### TASK TO CARRY OUT:
Copy out all lines in the data below containing the string "same".

### SOURCE RECORDS:
-=-=-
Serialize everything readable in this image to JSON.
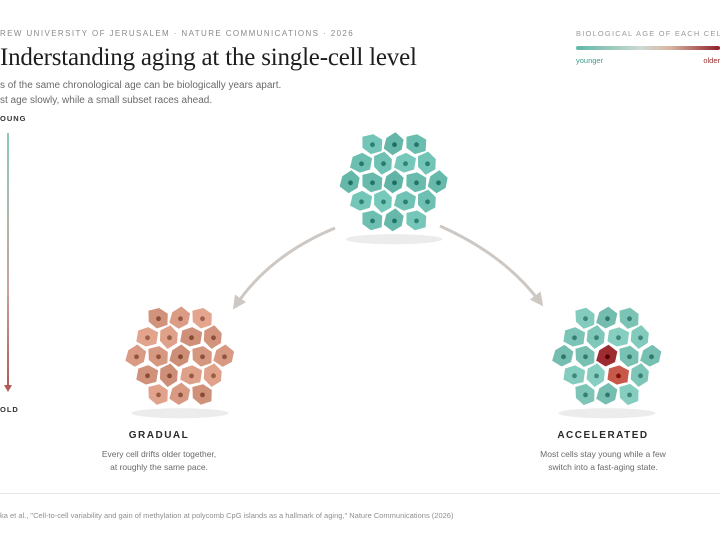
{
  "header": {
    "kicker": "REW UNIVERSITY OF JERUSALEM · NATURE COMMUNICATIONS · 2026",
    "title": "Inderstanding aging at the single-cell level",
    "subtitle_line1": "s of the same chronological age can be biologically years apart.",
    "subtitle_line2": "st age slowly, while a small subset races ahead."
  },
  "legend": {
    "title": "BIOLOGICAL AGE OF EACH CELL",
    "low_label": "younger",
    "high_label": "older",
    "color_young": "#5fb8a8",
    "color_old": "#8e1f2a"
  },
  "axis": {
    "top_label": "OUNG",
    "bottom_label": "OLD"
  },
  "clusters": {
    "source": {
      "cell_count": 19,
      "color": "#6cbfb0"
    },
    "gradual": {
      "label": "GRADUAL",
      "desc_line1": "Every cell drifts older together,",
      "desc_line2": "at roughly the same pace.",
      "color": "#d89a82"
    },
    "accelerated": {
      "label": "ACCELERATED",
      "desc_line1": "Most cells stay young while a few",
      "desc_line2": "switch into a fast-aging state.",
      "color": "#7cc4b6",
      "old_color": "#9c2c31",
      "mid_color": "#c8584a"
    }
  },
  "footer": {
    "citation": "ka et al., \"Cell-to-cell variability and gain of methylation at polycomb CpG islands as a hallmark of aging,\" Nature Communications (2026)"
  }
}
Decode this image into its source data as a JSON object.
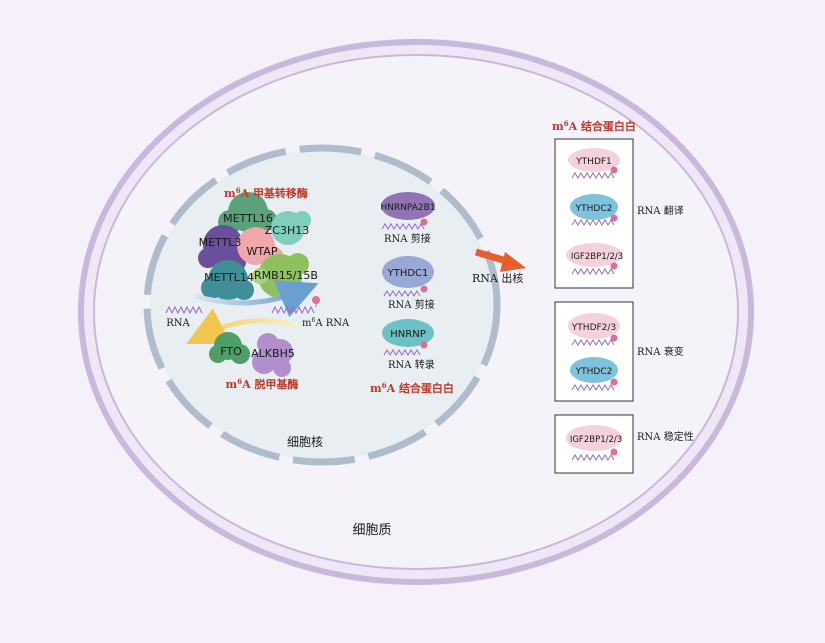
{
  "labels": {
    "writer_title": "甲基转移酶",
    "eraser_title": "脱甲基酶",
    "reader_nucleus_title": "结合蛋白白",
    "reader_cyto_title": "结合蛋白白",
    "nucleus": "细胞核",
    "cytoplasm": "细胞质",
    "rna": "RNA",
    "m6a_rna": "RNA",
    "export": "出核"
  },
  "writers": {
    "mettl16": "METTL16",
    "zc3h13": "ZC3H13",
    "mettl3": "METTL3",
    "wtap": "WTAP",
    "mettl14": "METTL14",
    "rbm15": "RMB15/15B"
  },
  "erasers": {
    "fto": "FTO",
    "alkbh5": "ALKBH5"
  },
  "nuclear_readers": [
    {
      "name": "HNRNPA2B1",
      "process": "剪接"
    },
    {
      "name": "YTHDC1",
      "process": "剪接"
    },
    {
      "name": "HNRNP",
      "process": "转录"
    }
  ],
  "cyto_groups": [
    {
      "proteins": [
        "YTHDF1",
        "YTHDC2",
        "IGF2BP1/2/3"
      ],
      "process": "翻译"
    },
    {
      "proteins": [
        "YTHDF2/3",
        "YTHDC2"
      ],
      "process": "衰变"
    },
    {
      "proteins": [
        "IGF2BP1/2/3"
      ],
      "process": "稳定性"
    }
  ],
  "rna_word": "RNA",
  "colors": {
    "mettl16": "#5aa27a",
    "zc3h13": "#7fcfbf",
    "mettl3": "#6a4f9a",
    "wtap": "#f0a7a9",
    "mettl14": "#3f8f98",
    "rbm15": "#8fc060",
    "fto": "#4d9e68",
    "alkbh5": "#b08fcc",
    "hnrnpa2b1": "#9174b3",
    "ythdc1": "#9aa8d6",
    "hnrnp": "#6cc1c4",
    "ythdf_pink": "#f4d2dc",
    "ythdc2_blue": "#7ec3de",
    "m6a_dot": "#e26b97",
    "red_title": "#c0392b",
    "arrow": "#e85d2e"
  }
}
-=-=-
### WRITTEN ANSWER:
    "subtitle_line1": "s of the same chronological age can be biologically years apart.",
      "desc_line2": "at roughly the same pace.",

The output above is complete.